The problem = Only the number is wanted: how many lines of the data contain "title"?

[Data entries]

---+---

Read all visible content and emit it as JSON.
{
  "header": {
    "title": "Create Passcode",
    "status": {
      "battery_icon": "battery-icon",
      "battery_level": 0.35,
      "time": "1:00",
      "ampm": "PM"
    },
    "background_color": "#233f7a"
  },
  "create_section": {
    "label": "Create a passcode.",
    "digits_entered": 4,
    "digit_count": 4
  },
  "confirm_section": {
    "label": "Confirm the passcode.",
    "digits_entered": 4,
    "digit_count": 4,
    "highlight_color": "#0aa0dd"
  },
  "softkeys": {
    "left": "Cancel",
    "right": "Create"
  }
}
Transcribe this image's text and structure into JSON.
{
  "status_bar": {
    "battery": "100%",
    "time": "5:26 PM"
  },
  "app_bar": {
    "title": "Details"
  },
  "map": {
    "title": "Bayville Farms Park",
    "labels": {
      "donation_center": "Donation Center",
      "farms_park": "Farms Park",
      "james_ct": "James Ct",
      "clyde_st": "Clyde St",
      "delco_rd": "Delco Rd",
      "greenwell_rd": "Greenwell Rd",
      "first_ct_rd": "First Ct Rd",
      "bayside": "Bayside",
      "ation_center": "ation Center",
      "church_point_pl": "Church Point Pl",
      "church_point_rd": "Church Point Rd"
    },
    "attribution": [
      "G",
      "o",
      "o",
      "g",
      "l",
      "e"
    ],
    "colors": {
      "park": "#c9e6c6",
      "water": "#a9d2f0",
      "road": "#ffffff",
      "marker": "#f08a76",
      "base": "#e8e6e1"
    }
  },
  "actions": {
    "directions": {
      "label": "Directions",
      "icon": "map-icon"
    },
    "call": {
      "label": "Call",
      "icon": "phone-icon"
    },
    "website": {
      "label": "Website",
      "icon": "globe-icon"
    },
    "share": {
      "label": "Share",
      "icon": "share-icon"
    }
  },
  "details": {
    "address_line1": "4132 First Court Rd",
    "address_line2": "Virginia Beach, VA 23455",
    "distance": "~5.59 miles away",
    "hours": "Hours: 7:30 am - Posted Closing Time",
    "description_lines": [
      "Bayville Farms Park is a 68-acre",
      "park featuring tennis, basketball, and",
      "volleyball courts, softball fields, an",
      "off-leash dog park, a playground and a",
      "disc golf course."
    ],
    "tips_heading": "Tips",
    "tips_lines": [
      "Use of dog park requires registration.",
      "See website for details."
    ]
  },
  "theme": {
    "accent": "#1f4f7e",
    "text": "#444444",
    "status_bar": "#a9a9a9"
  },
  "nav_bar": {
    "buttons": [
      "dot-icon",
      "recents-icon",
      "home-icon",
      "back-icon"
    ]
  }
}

---+---

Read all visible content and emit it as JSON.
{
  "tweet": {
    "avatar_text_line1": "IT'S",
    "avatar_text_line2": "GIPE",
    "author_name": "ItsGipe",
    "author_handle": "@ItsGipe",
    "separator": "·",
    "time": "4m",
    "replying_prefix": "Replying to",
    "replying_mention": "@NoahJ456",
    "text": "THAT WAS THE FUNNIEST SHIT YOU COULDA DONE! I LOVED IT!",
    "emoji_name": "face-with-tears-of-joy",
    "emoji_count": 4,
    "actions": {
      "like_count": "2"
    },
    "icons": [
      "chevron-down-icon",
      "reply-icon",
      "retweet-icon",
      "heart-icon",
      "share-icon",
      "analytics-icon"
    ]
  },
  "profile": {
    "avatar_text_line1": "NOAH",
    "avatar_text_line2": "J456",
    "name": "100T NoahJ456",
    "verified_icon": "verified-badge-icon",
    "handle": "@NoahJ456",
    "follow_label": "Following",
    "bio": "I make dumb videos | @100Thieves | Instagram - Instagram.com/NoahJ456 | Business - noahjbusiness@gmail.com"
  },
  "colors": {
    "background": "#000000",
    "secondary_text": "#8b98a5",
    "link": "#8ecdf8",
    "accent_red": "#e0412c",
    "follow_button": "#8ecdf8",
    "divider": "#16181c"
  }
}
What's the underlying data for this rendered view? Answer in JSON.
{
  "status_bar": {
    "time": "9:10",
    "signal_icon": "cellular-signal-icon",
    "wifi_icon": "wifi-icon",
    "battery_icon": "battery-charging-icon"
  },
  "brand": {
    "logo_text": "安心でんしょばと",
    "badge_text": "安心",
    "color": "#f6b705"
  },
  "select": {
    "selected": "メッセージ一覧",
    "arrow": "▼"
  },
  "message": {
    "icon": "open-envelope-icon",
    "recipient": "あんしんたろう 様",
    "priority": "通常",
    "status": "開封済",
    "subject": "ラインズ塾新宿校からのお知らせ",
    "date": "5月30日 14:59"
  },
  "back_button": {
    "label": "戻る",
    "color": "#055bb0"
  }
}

---+---

Solution to the problem = 3